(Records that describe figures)
>>

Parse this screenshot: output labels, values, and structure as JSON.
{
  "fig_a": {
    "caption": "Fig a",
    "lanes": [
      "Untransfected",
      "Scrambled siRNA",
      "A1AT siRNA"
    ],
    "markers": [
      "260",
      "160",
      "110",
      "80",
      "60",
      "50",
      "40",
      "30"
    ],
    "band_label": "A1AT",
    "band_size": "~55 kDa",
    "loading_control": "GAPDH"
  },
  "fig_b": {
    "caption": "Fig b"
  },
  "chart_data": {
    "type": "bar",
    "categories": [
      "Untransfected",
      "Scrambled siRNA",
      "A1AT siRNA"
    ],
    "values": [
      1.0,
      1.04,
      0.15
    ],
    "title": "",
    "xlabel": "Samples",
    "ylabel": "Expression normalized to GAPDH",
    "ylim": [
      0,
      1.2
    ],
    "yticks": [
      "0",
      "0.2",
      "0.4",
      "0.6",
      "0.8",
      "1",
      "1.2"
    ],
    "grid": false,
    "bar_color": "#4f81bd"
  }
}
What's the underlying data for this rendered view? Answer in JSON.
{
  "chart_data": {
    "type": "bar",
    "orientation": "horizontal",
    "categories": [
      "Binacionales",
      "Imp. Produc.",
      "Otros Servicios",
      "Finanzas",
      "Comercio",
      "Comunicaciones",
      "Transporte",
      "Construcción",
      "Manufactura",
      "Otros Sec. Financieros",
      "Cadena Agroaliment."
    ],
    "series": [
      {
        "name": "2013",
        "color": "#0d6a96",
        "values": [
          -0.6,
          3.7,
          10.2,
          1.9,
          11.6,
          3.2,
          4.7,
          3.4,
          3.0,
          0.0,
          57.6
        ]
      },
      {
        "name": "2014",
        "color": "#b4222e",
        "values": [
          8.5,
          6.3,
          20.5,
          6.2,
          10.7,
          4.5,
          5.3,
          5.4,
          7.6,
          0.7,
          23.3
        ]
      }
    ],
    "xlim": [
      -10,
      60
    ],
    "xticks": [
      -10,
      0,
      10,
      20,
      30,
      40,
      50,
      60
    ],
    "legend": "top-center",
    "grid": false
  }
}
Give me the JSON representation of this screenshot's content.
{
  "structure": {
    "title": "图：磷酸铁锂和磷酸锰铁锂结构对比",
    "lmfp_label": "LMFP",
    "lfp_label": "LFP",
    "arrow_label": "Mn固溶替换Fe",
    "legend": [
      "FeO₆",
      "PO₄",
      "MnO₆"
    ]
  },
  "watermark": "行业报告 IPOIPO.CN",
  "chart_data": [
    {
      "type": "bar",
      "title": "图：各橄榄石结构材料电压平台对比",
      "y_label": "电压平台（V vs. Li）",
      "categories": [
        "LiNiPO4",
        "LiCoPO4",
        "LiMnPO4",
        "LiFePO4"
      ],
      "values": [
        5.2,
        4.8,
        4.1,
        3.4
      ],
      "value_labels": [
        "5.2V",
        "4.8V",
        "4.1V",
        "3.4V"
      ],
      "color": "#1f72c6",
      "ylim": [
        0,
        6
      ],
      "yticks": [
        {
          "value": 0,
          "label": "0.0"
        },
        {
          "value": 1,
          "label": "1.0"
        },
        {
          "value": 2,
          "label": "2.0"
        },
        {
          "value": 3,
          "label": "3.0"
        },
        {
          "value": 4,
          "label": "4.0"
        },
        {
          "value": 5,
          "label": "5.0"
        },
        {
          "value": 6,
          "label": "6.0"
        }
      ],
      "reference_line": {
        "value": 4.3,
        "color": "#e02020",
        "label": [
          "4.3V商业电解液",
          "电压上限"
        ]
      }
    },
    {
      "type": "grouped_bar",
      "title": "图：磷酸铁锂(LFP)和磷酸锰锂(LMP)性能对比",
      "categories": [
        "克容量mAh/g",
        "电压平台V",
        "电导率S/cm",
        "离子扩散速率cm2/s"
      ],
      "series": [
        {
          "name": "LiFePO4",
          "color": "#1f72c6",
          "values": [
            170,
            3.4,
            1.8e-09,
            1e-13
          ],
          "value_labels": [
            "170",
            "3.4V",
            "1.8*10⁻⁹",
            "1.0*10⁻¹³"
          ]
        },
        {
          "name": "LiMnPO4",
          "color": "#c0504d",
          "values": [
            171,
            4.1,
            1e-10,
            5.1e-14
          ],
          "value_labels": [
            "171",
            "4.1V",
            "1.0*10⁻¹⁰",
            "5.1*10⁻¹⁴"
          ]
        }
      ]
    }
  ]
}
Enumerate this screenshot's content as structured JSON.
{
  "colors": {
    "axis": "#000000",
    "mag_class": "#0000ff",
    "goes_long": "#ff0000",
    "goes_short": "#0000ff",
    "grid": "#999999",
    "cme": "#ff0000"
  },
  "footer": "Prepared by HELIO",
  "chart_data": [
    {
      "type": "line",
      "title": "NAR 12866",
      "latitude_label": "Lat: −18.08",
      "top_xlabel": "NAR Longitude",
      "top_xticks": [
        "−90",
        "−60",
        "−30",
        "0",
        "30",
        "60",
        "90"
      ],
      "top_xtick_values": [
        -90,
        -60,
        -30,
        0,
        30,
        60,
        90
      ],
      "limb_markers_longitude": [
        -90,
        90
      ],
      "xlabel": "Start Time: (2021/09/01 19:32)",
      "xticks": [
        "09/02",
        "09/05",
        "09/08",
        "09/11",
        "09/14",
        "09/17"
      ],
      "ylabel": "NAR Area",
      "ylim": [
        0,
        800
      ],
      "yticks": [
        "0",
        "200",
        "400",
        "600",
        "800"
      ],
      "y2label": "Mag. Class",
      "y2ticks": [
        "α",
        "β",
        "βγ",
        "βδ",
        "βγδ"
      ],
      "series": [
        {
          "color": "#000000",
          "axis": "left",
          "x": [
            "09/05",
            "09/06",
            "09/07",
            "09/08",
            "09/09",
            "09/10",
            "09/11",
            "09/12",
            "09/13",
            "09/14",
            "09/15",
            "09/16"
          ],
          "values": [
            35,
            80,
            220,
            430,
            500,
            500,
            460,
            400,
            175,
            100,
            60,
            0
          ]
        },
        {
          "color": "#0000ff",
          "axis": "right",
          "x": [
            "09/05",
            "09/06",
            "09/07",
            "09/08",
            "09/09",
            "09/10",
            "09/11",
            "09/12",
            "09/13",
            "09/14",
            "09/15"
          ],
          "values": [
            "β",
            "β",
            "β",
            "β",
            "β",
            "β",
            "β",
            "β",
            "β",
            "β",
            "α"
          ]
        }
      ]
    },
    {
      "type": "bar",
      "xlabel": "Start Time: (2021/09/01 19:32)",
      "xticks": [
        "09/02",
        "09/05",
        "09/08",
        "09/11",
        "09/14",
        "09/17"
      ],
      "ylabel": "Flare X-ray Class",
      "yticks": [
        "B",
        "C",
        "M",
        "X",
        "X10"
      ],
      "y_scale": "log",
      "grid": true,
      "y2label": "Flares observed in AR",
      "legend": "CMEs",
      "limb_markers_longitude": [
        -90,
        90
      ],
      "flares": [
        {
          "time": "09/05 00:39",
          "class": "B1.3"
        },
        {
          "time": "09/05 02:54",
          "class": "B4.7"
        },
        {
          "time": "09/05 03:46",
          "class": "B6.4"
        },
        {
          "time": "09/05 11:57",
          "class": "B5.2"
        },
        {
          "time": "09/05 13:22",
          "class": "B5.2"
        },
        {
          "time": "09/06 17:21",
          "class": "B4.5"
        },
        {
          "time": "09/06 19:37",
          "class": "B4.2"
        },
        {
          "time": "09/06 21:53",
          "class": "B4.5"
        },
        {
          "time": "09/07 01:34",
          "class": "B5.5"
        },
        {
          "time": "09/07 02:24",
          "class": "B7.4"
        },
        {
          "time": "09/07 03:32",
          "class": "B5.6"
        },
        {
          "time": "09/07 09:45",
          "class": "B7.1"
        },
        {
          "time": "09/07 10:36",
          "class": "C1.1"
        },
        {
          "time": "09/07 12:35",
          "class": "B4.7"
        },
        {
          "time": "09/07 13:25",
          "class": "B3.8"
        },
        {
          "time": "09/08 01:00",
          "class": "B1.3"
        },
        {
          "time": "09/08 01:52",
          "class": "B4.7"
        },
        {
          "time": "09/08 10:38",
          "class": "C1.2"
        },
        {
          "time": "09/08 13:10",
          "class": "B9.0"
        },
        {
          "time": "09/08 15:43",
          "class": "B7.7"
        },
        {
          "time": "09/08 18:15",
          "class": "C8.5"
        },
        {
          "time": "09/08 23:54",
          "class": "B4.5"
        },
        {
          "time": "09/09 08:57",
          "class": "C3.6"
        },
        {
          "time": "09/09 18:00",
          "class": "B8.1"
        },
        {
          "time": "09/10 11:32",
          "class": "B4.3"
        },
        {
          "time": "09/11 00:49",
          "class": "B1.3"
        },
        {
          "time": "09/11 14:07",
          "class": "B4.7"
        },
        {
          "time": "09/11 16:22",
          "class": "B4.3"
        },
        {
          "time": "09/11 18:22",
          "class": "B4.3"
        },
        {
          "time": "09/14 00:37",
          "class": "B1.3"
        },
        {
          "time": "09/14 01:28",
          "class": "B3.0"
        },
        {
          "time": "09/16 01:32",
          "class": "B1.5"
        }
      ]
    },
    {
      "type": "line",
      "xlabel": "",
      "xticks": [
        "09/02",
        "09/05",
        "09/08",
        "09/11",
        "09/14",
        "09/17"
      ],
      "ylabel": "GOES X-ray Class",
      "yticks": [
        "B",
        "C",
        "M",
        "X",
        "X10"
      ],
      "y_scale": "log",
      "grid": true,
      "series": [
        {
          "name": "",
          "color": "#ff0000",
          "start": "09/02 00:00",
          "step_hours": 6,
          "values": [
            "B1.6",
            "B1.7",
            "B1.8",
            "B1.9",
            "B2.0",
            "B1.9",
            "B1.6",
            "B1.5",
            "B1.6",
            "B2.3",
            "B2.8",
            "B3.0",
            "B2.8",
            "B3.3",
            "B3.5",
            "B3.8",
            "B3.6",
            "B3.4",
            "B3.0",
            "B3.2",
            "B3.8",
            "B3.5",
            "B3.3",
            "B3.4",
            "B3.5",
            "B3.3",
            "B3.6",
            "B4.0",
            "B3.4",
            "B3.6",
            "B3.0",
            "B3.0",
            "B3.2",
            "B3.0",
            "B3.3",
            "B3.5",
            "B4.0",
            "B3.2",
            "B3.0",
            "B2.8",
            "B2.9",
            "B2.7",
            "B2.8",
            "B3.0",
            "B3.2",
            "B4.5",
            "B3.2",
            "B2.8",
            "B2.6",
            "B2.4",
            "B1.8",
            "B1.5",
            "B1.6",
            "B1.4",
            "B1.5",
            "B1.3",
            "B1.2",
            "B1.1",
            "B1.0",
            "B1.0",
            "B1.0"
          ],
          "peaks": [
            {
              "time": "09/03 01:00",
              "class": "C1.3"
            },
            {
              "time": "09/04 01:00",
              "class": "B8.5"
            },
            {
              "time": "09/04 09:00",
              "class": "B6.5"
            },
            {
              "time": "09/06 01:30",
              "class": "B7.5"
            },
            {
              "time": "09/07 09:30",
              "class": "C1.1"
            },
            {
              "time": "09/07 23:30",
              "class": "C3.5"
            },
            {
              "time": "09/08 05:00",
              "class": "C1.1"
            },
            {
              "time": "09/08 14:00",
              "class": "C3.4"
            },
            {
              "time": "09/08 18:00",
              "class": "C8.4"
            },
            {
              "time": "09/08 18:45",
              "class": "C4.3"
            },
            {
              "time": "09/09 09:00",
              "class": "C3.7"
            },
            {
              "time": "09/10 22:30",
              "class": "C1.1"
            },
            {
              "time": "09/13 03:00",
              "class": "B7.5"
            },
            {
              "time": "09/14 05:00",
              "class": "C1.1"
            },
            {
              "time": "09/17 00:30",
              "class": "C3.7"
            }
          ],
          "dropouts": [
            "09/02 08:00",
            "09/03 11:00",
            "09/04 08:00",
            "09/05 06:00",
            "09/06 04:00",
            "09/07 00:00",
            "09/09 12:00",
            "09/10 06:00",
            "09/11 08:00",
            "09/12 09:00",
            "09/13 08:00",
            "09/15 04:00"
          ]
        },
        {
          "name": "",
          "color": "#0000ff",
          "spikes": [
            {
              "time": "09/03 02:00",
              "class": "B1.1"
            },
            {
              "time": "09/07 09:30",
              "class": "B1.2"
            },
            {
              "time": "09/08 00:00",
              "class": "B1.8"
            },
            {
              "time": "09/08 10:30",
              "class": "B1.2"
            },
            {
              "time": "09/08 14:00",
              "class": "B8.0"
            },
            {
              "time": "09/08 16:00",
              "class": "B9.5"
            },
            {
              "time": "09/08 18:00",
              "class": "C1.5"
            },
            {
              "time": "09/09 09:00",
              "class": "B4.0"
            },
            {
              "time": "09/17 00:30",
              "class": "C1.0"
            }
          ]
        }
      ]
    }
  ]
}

<<

**Problem description:** Where a line contains the string "content", extract that line.

**Finished task:**
Give me the JSON representation of this screenshot's content.
Enumerate this screenshot's content as structured JSON.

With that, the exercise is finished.